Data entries

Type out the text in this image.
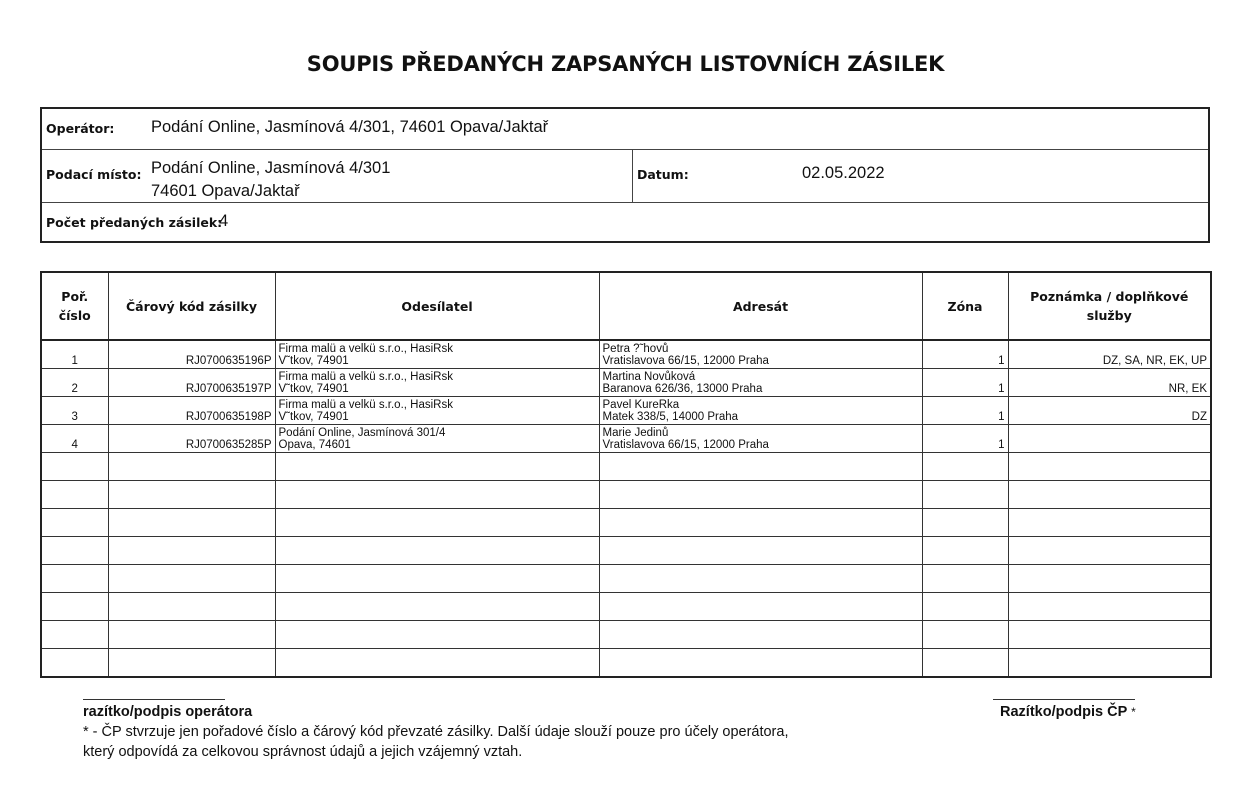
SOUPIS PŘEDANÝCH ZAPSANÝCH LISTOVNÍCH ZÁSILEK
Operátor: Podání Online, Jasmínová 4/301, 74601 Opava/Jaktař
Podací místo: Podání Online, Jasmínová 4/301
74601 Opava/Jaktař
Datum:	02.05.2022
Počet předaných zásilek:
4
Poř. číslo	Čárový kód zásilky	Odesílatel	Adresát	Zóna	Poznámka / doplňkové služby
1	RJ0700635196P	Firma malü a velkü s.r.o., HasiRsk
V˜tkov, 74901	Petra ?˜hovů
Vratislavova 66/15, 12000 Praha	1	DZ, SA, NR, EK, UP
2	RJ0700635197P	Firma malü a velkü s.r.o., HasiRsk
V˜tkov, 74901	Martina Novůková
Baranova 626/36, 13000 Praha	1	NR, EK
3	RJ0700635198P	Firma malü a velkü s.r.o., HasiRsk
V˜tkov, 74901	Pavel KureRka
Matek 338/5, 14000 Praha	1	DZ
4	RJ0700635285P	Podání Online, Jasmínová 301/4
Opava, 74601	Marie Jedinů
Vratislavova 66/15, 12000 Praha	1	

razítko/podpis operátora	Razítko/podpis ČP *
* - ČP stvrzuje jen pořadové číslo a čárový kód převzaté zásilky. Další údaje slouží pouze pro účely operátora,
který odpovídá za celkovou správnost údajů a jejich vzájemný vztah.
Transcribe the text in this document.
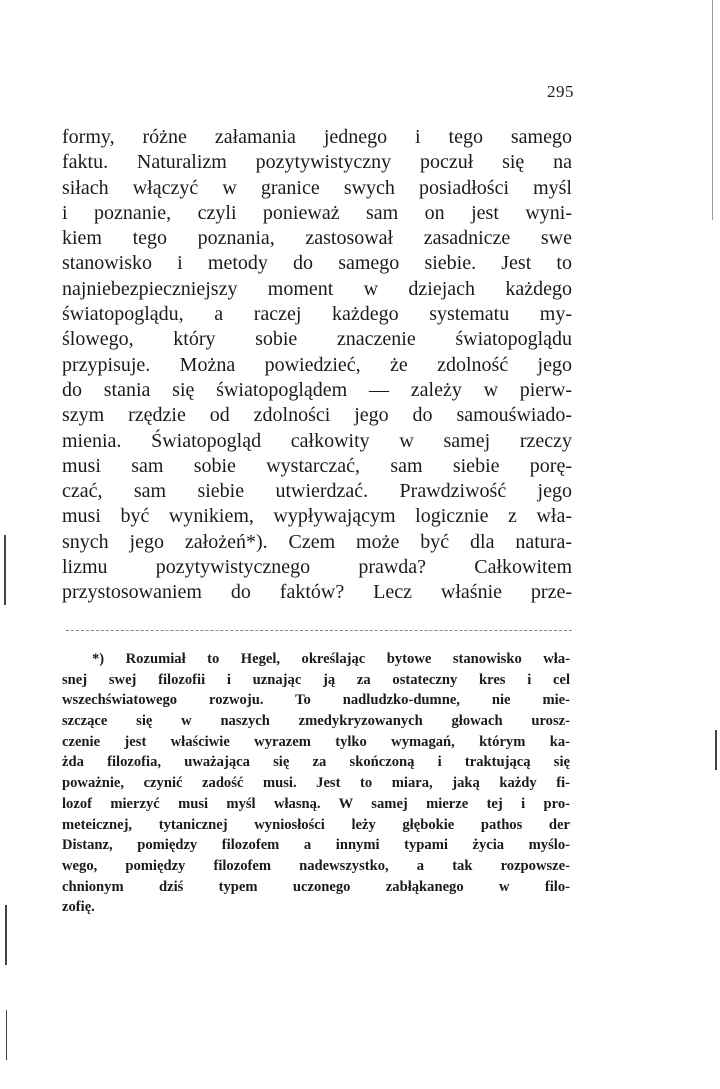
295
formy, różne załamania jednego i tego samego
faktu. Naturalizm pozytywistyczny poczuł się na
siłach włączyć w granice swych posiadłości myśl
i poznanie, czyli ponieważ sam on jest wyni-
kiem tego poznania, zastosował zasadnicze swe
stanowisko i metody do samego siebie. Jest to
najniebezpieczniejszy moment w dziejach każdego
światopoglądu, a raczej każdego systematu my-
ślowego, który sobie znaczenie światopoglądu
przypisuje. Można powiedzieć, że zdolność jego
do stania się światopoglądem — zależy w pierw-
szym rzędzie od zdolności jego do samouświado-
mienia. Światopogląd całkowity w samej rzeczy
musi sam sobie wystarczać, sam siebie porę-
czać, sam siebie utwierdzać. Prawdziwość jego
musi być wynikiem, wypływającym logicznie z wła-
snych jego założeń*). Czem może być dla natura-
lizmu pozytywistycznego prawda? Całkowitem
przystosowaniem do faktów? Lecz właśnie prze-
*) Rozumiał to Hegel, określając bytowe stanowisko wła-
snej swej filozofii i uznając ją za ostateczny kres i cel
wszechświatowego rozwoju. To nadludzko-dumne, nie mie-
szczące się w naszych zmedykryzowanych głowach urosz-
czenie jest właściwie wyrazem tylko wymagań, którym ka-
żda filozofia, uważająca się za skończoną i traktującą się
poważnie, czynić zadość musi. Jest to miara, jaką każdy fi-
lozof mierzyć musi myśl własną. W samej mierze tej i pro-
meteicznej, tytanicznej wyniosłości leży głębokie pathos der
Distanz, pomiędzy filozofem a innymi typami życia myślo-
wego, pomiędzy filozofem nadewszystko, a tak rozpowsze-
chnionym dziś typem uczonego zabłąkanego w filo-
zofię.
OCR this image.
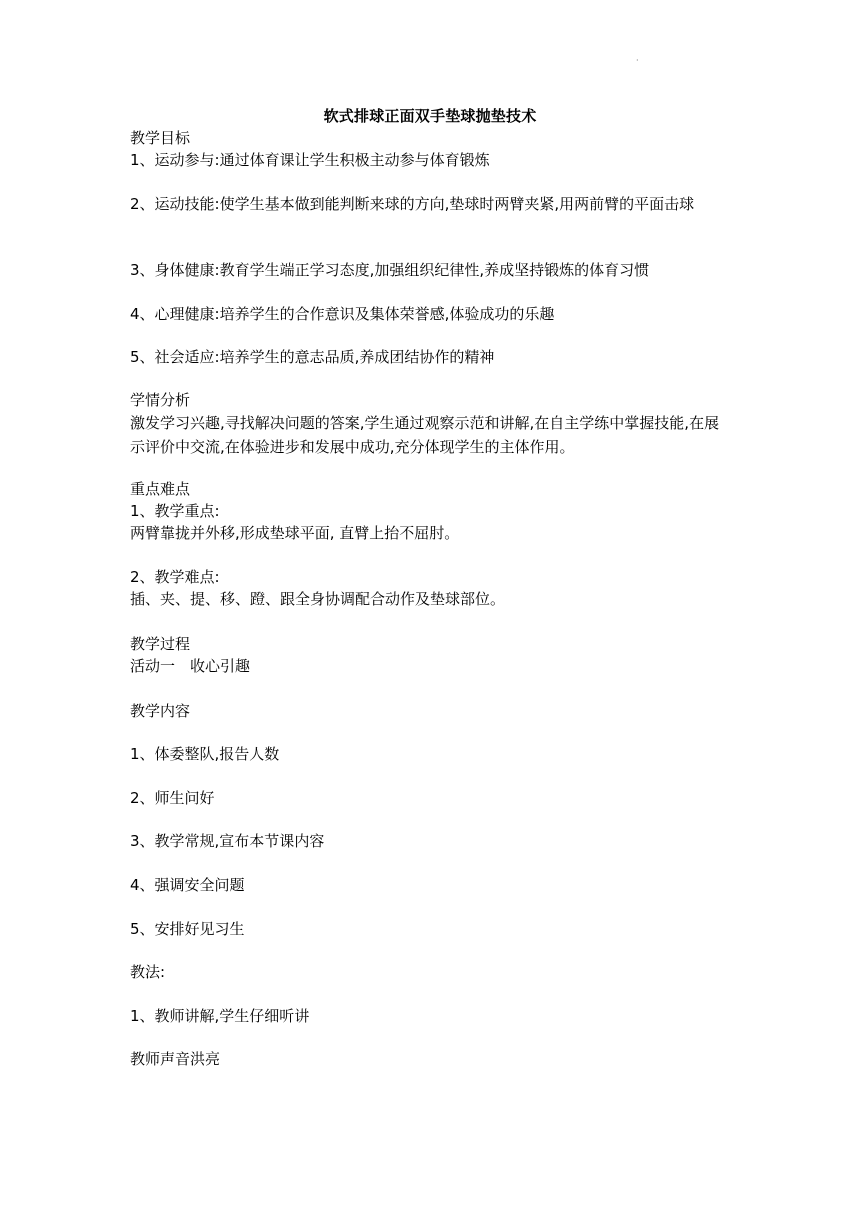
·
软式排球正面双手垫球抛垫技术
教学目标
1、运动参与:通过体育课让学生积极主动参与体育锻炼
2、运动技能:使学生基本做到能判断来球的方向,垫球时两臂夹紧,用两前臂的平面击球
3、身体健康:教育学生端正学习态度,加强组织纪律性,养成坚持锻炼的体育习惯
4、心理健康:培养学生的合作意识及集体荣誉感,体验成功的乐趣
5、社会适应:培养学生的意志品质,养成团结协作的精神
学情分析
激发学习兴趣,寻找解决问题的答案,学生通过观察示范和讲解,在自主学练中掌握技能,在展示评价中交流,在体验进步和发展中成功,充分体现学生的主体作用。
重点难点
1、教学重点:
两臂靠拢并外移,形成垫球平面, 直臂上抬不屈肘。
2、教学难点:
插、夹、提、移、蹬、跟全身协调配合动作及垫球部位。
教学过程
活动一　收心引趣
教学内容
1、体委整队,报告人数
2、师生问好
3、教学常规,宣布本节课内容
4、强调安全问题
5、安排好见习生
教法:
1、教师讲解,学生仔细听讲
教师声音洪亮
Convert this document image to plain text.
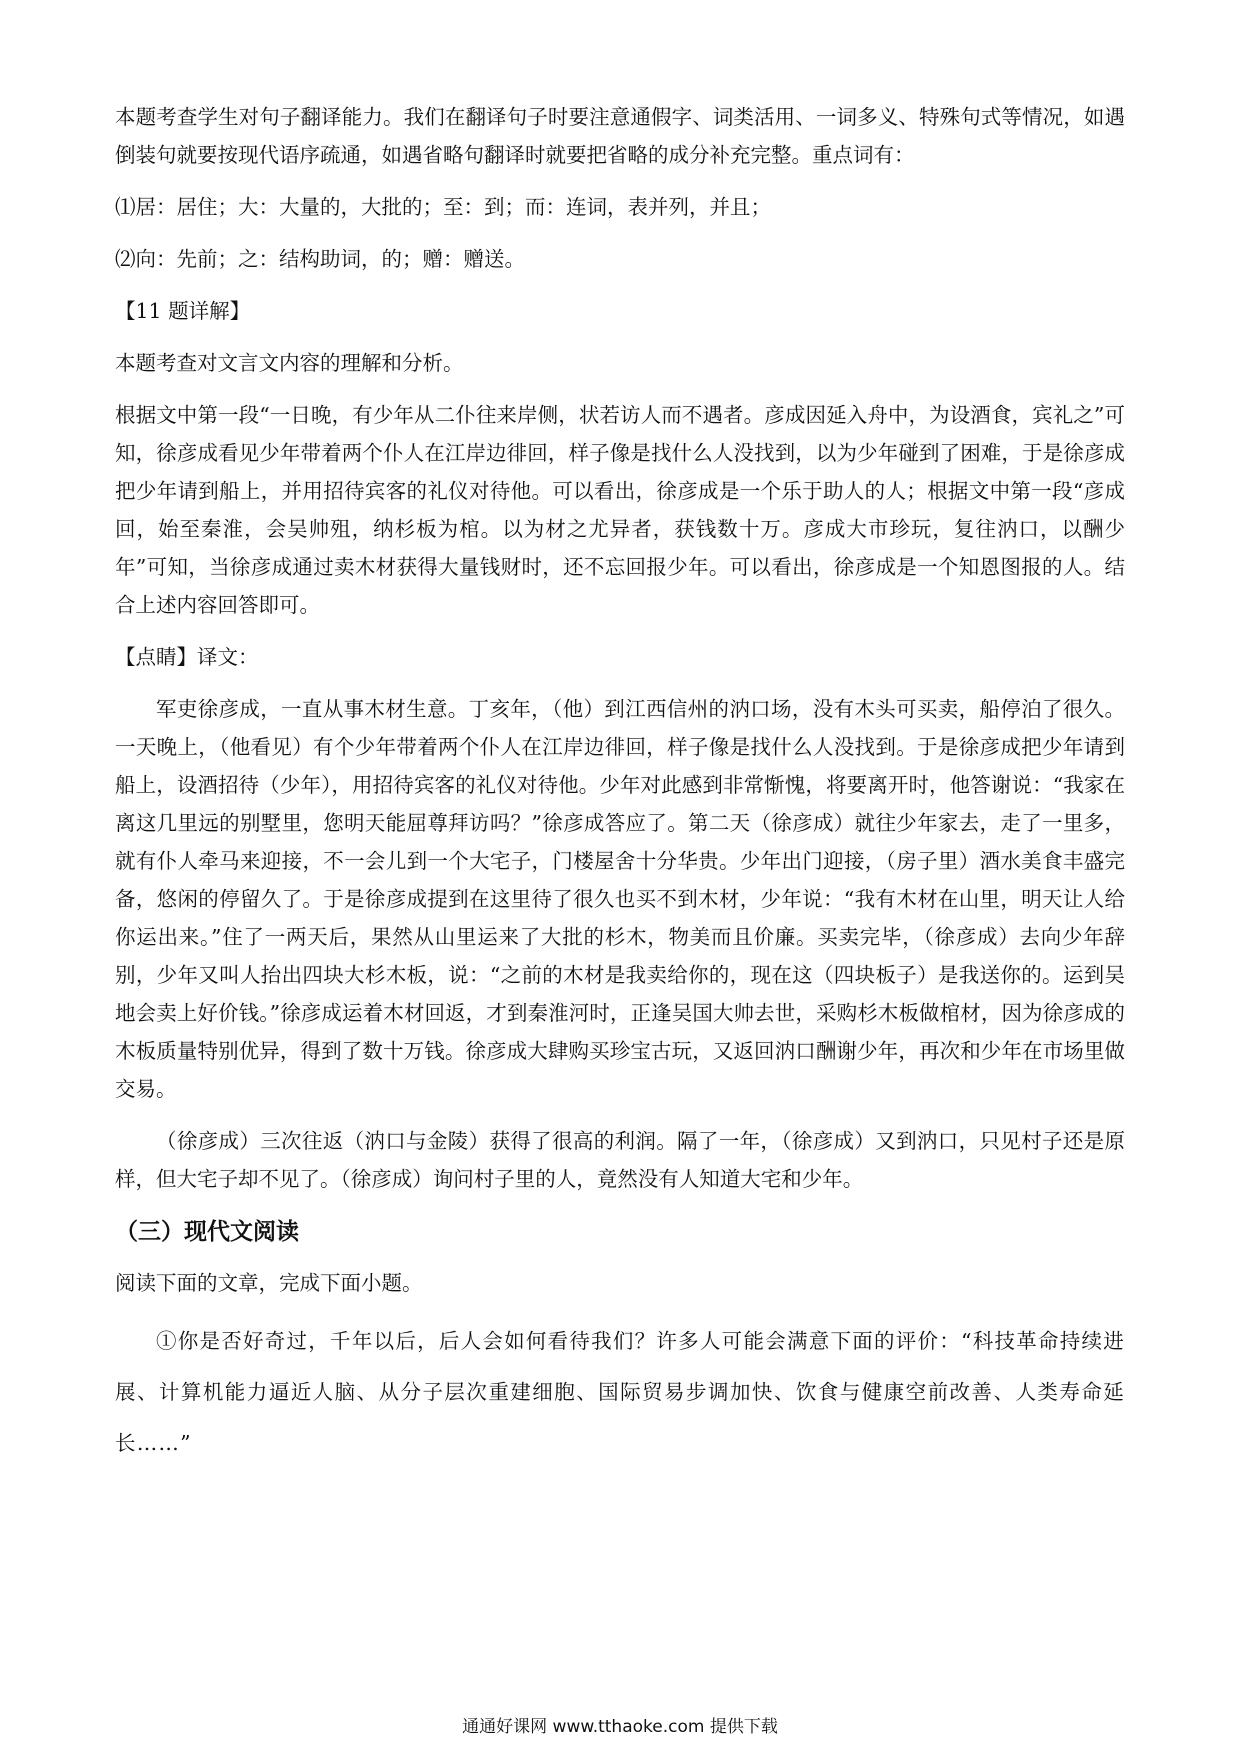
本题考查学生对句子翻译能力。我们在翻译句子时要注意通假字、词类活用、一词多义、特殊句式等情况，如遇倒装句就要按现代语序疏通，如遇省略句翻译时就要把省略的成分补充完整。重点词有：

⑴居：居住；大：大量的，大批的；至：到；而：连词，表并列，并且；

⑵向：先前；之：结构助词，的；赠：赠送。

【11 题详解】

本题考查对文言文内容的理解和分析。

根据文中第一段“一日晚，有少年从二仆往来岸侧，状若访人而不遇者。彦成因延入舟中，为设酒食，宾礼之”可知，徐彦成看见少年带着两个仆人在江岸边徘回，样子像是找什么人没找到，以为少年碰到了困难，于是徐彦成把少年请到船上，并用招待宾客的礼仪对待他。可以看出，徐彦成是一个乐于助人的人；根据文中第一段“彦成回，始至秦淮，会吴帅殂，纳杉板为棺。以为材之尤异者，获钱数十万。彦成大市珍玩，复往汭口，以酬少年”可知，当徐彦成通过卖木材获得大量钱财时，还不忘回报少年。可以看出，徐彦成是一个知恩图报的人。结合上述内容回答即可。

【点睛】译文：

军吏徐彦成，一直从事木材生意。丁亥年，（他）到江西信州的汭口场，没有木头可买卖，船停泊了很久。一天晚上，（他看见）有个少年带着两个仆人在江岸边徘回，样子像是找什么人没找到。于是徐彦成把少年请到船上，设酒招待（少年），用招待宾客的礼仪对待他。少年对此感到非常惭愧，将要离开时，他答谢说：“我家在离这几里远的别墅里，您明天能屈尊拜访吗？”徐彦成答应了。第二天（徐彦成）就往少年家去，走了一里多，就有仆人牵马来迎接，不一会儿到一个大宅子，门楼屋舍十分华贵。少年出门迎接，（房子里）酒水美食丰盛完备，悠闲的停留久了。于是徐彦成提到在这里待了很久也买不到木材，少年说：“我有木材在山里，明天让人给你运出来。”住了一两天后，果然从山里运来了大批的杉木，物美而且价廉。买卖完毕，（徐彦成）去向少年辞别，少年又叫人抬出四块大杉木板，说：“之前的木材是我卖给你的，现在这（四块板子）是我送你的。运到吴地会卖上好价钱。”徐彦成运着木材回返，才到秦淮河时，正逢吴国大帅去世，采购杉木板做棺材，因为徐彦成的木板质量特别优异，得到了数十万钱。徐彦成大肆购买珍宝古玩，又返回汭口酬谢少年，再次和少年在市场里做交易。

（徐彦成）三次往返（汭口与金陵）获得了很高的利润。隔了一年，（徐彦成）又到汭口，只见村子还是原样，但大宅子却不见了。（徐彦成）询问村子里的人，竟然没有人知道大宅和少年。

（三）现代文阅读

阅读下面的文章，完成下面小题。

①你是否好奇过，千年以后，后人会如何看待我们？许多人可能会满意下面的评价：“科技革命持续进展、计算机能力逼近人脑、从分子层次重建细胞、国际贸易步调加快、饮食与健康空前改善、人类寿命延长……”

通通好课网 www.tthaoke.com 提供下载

_TASK INSTRUCTIONS_.
Send back the data above word for word, with the pictures left out.

_ANSWER TO THE PROBLEM_.
Type out the text in this image.
SOUPIS PŘEDANÝCH ZAPSANÝCH LISTOVNÍCH ZÁSILEK
Operátor: Podání Online, Jasmínová 4/301, 74601 Opava/Jaktař
Podací místo: Podání Online, Jasmínová 4/301
74601 Opava/Jaktař
Datum:	02.05.2022
Počet předaných zásilek:
4
Poř. číslo	Čárový kód zásilky	Odesílatel	Adresát	Zóna	Poznámka / doplňkové služby
1	RJ0700635196P	Firma malü a velkü s.r.o., HasiRsk
V˜tkov, 74901	Petra ?˜hovů
Vratislavova 66/15, 12000 Praha	1	DZ, SA, NR, EK, UP
2	RJ0700635197P	Firma malü a velkü s.r.o., HasiRsk
V˜tkov, 74901	Martina Novůková
Baranova 626/36, 13000 Praha	1	NR, EK
3	RJ0700635198P	Firma malü a velkü s.r.o., HasiRsk
V˜tkov, 74901	Pavel KureRka
Matek 338/5, 14000 Praha	1	DZ
4	RJ0700635285P	Podání Online, Jasmínová 301/4
Opava, 74601	Marie Jedinů
Vratislavova 66/15, 12000 Praha	1	

razítko/podpis operátora	Razítko/podpis ČP *
* - ČP stvrzuje jen pořadové číslo a čárový kód převzaté zásilky. Další údaje slouží pouze pro účely operátora,
který odpovídá za celkovou správnost údajů a jejich vzájemný vztah.
Transcribe the text in this document.
295
formy, różne załamania jednego i tego samego
faktu. Naturalizm pozytywistyczny poczuł się na
siłach włączyć w granice swych posiadłości myśl
i poznanie, czyli ponieważ sam on jest wyni-
kiem tego poznania, zastosował zasadnicze swe
stanowisko i metody do samego siebie. Jest to
najniebezpieczniejszy moment w dziejach każdego
światopoglądu, a raczej każdego systematu my-
ślowego, który sobie znaczenie światopoglądu
przypisuje. Można powiedzieć, że zdolność jego
do stania się światopoglądem — zależy w pierw-
szym rzędzie od zdolności jego do samouświado-
mienia. Światopogląd całkowity w samej rzeczy
musi sam sobie wystarczać, sam siebie porę-
czać, sam siebie utwierdzać. Prawdziwość jego
musi być wynikiem, wypływającym logicznie z wła-
snych jego założeń*). Czem może być dla natura-
lizmu pozytywistycznego prawda? Całkowitem
przystosowaniem do faktów? Lecz właśnie prze-
*) Rozumiał to Hegel, określając bytowe stanowisko wła-
snej swej filozofii i uznając ją za ostateczny kres i cel
wszechświatowego rozwoju. To nadludzko-dumne, nie mie-
szczące się w naszych zmedykryzowanych głowach urosz-
czenie jest właściwie wyrazem tylko wymagań, którym ka-
żda filozofia, uważająca się za skończoną i traktującą się
poważnie, czynić zadość musi. Jest to miara, jaką każdy fi-
lozof mierzyć musi myśl własną. W samej mierze tej i pro-
meteicznej, tytanicznej wyniosłości leży głębokie pathos der
Distanz, pomiędzy filozofem a innymi typami życia myślo-
wego, pomiędzy filozofem nadewszystko, a tak rozpowsze-
chnionym dziś typem uczonego zabłąkanego w filo-
zofię.
OCR this image.
·
软式排球正面双手垫球抛垫技术
教学目标
1、运动参与:通过体育课让学生积极主动参与体育锻炼
2、运动技能:使学生基本做到能判断来球的方向,垫球时两臂夹紧,用两前臂的平面击球
3、身体健康:教育学生端正学习态度,加强组织纪律性,养成坚持锻炼的体育习惯
4、心理健康:培养学生的合作意识及集体荣誉感,体验成功的乐趣
5、社会适应:培养学生的意志品质,养成团结协作的精神
学情分析
激发学习兴趣,寻找解决问题的答案,学生通过观察示范和讲解,在自主学练中掌握技能,在展示评价中交流,在体验进步和发展中成功,充分体现学生的主体作用。
重点难点
1、教学重点:
两臂靠拢并外移,形成垫球平面, 直臂上抬不屈肘。
2、教学难点:
插、夹、提、移、蹬、跟全身协调配合动作及垫球部位。
教学过程
活动一　收心引趣
教学内容
1、体委整队,报告人数
2、师生问好
3、教学常规,宣布本节课内容
4、强调安全问题
5、安排好见习生
教法:
1、教师讲解,学生仔细听讲
教师声音洪亮
Convert this document image to plain text.
本题考查学生对句子翻译能力。我们在翻译句子时要注意通假字、词类活用、一词多义、特殊句式等情况，如遇倒装句就要按现代语序疏通，如遇省略句翻译时就要把省略的成分补充完整。重点词有：

⑴居：居住；大：大量的，大批的；至：到；而：连词，表并列，并且；

⑵向：先前；之：结构助词，的；赠：赠送。

【11 题详解】

本题考查对文言文内容的理解和分析。

根据文中第一段“一日晚，有少年从二仆往来岸侧，状若访人而不遇者。彦成因延入舟中，为设酒食，宾礼之”可知，徐彦成看见少年带着两个仆人在江岸边徘回，样子像是找什么人没找到，以为少年碰到了困难，于是徐彦成把少年请到船上，并用招待宾客的礼仪对待他。可以看出，徐彦成是一个乐于助人的人；根据文中第一段“彦成回，始至秦淮，会吴帅殂，纳杉板为棺。以为材之尤异者，获钱数十万。彦成大市珍玩，复往汭口，以酬少年”可知，当徐彦成通过卖木材获得大量钱财时，还不忘回报少年。可以看出，徐彦成是一个知恩图报的人。结合上述内容回答即可。

【点睛】译文：

军吏徐彦成，一直从事木材生意。丁亥年，（他）到江西信州的汭口场，没有木头可买卖，船停泊了很久。一天晚上，（他看见）有个少年带着两个仆人在江岸边徘回，样子像是找什么人没找到。于是徐彦成把少年请到船上，设酒招待（少年），用招待宾客的礼仪对待他。少年对此感到非常惭愧，将要离开时，他答谢说：“我家在离这几里远的别墅里，您明天能屈尊拜访吗？”徐彦成答应了。第二天（徐彦成）就往少年家去，走了一里多，就有仆人牵马来迎接，不一会儿到一个大宅子，门楼屋舍十分华贵。少年出门迎接，（房子里）酒水美食丰盛完备，悠闲的停留久了。于是徐彦成提到在这里待了很久也买不到木材，少年说：“我有木材在山里，明天让人给你运出来。”住了一两天后，果然从山里运来了大批的杉木，物美而且价廉。买卖完毕，（徐彦成）去向少年辞别，少年又叫人抬出四块大杉木板，说：“之前的木材是我卖给你的，现在这（四块板子）是我送你的。运到吴地会卖上好价钱。”徐彦成运着木材回返，才到秦淮河时，正逢吴国大帅去世，采购杉木板做棺材，因为徐彦成的木板质量特别优异，得到了数十万钱。徐彦成大肆购买珍宝古玩，又返回汭口酬谢少年，再次和少年在市场里做交易。

（徐彦成）三次往返（汭口与金陵）获得了很高的利润。隔了一年，（徐彦成）又到汭口，只见村子还是原样，但大宅子却不见了。（徐彦成）询问村子里的人，竟然没有人知道大宅和少年。

（三）现代文阅读

阅读下面的文章，完成下面小题。

①你是否好奇过，千年以后，后人会如何看待我们？许多人可能会满意下面的评价：“科技革命持续进展、计算机能力逼近人脑、从分子层次重建细胞、国际贸易步调加快、饮食与健康空前改善、人类寿命延长……”

通通好课网 www.tthaoke.com 提供下载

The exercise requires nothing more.